=== ESTRATTO DELLA PAGINA ===

────────────────────────────────────────

GLI ELEMENTI IN COMUNE CON MACRON

Tornando alla Francia, Macron ha saputo creare dal nulla – e in pochissimo tempo – un movimento che ha messo alle corde, per non di dire di più, i partiti tradizionali francesi. E, quindi, i socialisti del presidente uscente François Hollande e i gollisti ora capitanati da François Fillon Entrambi esclusi dal secondo turno, seppur con risultati diversi. Un’operazione che, con tutte le differenze del caso (Macron non mette in discussione impianto e prospettive dell’Unione economica e monetaria europea mentre i grillini contestano Ue ed euro), non può ritenersi così dissimile da quella compiuta da Beppe Grillo e Gianroberto Casaleggio con lo storico e impronosticabile 25% ottenuto alle politiche del 2013. D’altro canto c’è anche un altro aspetto che potrebbe giustificare questo paragone, per molti versi invece ardito: la capacità di Macron – ma anche dei cinquestelle – di parlare a un elettorato variegato e trasversale, un po’ di destra e un po’ di sinistra, così da farne una macchina (quasi) perfetta in un ballottaggio. La controprova definitiva la si avrà solo il 7 maggio, ma in questo senso non è casuale che con Macron si siano già schierati Benoit Hamon e Fillon e i rispettivi partiti. Qualcosa di non molto diverso è accaduto, ad esempio, in Italia in occasione dei ballottaggi di Roma e Torino delle scorse amministrative quando il popolo di centrodestra scelse rispettivamente Virginia Raggi e Chiara Appendino contro i candidati del Pd.

────────────────────────────────────────

=== DATI MOSTRATI ===
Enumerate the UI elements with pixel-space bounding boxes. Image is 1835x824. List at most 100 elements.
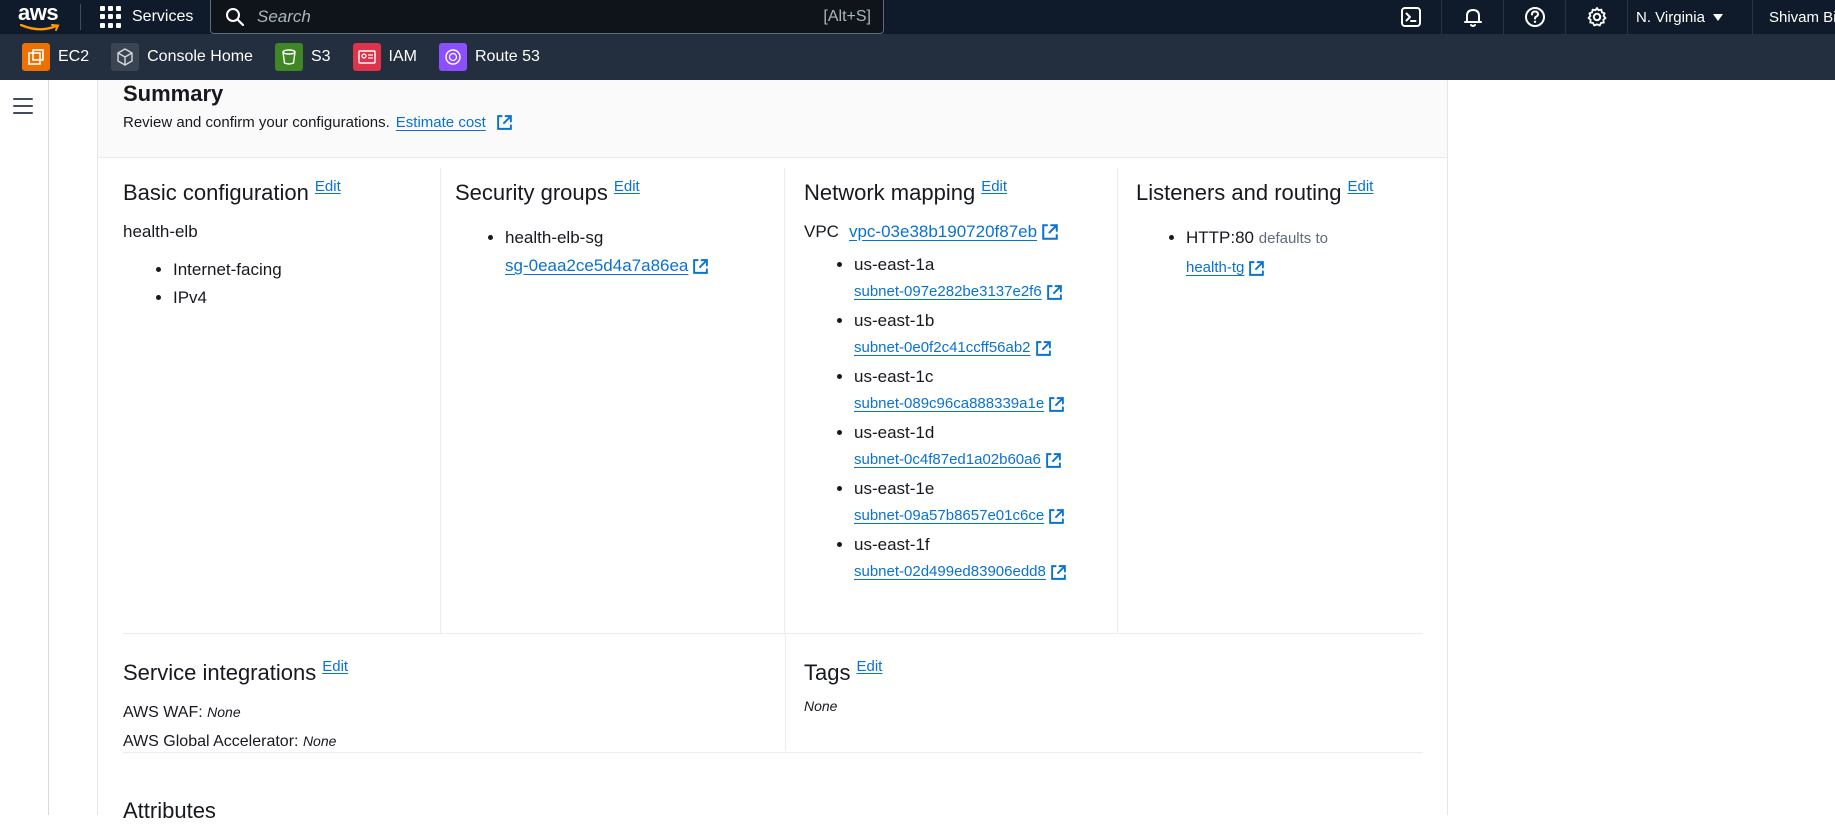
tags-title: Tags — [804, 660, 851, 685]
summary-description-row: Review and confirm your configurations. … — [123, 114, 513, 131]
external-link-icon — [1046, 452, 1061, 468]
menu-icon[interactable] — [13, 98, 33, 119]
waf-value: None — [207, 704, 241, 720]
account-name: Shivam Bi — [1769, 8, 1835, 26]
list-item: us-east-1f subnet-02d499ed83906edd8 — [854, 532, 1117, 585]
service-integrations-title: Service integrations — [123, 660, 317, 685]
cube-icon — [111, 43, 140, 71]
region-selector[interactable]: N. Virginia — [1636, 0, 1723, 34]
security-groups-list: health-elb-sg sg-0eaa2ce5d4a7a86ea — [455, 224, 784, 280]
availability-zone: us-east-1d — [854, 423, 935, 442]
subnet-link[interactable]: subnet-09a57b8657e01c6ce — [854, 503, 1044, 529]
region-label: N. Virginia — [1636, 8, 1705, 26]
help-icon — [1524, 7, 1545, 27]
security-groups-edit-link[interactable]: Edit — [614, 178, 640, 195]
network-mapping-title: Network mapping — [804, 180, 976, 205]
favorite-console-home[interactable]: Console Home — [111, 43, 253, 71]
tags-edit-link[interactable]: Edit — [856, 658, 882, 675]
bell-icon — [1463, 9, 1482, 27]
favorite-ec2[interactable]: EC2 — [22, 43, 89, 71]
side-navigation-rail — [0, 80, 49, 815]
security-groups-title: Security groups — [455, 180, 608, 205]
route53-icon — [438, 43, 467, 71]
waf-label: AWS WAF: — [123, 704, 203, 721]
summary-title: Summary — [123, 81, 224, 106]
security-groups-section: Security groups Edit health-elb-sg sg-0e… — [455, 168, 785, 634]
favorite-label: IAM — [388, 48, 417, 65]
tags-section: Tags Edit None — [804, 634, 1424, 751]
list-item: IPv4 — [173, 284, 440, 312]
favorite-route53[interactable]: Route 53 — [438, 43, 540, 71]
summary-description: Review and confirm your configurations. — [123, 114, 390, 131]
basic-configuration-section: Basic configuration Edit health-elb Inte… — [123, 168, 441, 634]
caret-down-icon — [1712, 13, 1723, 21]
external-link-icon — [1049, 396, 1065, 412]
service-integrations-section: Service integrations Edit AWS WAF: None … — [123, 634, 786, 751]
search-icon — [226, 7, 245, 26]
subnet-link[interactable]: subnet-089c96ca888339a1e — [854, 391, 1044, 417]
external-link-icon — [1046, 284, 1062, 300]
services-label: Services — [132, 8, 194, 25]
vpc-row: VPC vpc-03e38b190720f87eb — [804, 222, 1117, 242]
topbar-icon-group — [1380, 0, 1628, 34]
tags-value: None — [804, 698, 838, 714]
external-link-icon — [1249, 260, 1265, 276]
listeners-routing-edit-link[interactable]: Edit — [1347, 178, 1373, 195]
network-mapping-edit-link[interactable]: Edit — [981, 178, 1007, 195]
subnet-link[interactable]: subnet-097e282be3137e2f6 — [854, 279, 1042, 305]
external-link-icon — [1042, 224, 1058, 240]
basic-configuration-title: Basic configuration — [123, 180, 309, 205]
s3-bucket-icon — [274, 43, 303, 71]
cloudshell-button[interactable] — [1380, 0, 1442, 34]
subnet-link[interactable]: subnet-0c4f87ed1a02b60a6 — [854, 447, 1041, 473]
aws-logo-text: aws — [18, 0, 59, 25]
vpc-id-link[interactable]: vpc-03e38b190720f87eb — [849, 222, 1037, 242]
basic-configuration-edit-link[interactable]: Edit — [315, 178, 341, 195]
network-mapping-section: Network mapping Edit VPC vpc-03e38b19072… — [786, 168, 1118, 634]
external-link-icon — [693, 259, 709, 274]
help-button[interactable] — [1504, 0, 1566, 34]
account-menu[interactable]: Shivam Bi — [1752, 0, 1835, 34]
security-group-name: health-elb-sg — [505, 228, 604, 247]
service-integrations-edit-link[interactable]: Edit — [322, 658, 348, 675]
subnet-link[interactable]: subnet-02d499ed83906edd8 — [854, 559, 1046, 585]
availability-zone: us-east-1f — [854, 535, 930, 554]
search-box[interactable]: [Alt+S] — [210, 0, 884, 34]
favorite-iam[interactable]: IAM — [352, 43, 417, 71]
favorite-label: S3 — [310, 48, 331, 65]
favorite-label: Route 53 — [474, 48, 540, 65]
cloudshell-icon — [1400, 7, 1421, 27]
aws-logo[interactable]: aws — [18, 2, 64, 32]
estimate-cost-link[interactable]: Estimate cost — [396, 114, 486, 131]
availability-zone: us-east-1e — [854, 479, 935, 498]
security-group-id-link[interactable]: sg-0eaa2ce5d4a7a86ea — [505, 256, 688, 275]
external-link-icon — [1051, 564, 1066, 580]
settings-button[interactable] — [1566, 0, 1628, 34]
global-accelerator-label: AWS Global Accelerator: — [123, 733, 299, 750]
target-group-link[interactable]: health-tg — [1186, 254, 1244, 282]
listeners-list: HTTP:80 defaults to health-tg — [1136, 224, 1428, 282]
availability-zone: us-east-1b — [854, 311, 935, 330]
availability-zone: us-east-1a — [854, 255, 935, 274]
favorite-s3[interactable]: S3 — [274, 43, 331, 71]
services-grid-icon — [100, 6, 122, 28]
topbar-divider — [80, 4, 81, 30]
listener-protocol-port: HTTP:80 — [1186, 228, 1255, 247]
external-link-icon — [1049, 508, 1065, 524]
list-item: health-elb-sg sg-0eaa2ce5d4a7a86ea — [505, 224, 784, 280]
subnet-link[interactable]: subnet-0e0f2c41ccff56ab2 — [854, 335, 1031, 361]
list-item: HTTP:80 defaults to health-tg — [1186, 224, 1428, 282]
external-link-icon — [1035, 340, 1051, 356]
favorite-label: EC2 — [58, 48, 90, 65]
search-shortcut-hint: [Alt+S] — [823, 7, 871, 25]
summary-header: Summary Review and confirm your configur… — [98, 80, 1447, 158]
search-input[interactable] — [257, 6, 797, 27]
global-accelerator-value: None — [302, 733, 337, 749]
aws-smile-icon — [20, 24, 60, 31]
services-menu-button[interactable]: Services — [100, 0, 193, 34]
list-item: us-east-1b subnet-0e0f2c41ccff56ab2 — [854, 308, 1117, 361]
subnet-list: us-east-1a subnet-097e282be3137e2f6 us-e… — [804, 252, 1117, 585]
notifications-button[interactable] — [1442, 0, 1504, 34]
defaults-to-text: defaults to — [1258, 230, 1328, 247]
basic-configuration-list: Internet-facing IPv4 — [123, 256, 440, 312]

────────────────────────────────────────

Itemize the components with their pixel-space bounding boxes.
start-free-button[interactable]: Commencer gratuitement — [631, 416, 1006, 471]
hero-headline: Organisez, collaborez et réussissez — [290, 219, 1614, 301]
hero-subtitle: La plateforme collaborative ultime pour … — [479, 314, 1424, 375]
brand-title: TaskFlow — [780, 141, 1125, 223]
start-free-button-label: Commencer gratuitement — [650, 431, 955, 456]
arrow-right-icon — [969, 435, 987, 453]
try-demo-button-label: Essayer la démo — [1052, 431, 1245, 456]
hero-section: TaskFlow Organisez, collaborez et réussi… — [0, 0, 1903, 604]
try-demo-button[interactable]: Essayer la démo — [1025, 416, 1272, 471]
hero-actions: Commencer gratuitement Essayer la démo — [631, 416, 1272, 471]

────────────────────────────────────────

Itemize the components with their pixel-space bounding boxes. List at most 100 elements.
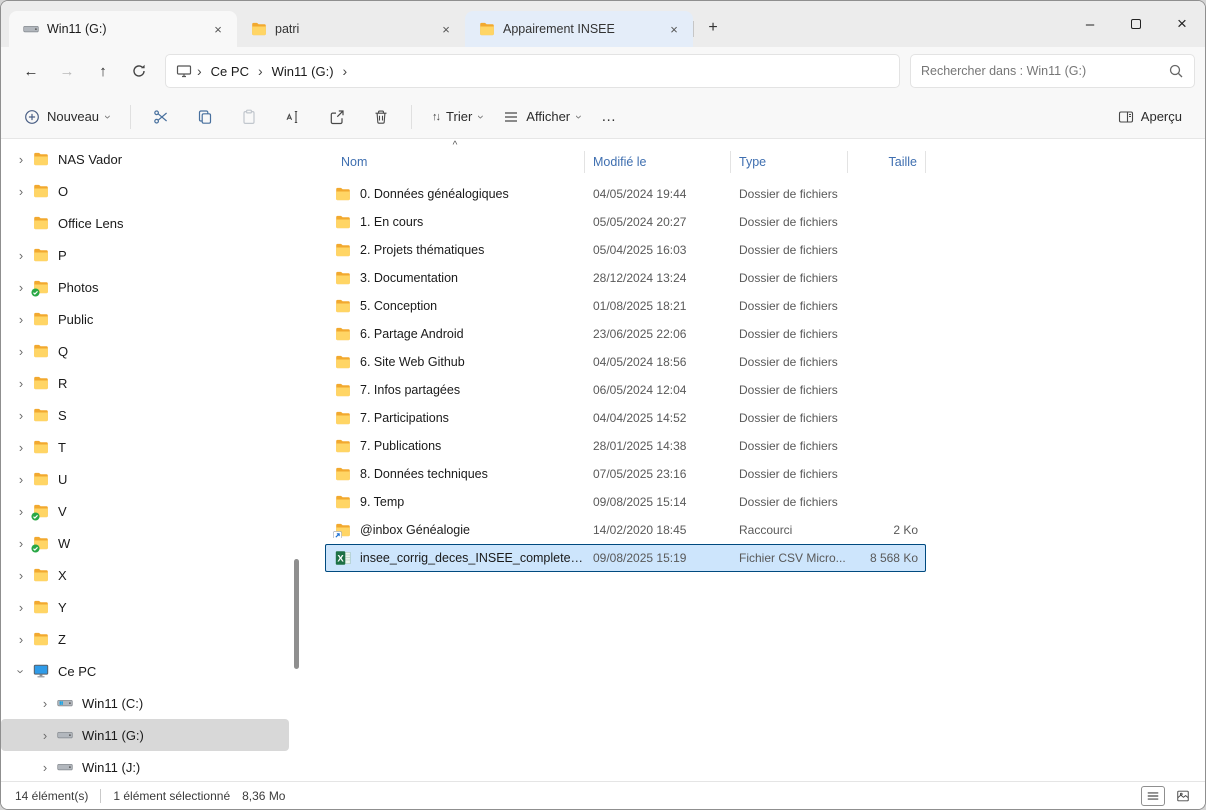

────────────────────────────────────────

=== COMPITI DA SVOLGERE ===
A – Secondo l'estratto della pagina, quale percentuale ottennero Beppe Grillo e Gianroberto Casaleggio alle politiche del 2013?
B – Riscrivi come tabella Markdown, con le colonne Nr e Riga, le righe delle voci: parti dalla riga che contiene "Enumerate the UI" e fermati dopo quella che contiene "region-selector[interactable]: N. Virginia", saltando le righe vuote. Per favore, lascia fuori le immagini.

=== RISPOSTE COMPLETE ===
A – Il 25%.

B –
| Nr | Riga |
|---|---|
| 1 | Enumerate the UI elements with pixel-space bounding boxes. Image is 1835x824. List at most 100 elements. |
| 2 | tags-title: Tags — [804, 660, 851, 685] |
| 3 | summary-description-row: Review and confirm your configurations. … — [123, 114, 513, 131] |
| 4 | external-link-icon — [1046, 452, 1061, 468] |
| 5 | menu-icon[interactable] — [13, 98, 33, 119] |
| 6 | waf-value: None — [207, 704, 241, 720] |
| 7 | account-name: Shivam Bi — [1769, 8, 1835, 26] |
| 8 | list-item: us-east-1f subnet-02d499ed83906edd8 — [854, 532, 1117, 585] |
| 9 | service-integrations-title: Service integrations — [123, 660, 317, 685] |
| 10 | cube-icon — [111, 43, 140, 71] |
| 11 | region-selector[interactable]: N. Virginia — [1636, 0, 1723, 34] |